*WORK TO DO*
What follows is a listing. Return every line of it exactly.

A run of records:
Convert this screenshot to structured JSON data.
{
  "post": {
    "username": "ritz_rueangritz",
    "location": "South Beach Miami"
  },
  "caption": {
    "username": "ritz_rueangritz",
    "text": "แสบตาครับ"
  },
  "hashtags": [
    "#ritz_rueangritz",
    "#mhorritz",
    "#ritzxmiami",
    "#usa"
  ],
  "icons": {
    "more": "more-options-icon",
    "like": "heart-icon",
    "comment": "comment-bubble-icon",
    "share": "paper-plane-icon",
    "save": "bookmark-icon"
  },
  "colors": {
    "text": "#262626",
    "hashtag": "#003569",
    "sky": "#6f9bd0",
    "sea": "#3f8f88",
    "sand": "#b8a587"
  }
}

*EXERCISE ANSWER*
Convert this screenshot to structured JSON data.
{
  "post": {
    "username": "ritz_rueangritz",
    "location": "South Beach Miami"
  },
  "caption": {
    "username": "ritz_rueangritz",
    "text": "แสบตาครับ"
  },
  "hashtags": [
    "#ritz_rueangritz",
    "#mhorritz",
    "#ritzxmiami",
    "#usa"
  ],
  "icons": {
    "more": "more-options-icon",
    "like": "heart-icon",
    "comment": "comment-bubble-icon",
    "share": "paper-plane-icon",
    "save": "bookmark-icon"
  },
  "colors": {
    "text": "#262626",
    "hashtag": "#003569",
    "sky": "#6f9bd0",
    "sea": "#3f8f88",
    "sand": "#b8a587"
  }
}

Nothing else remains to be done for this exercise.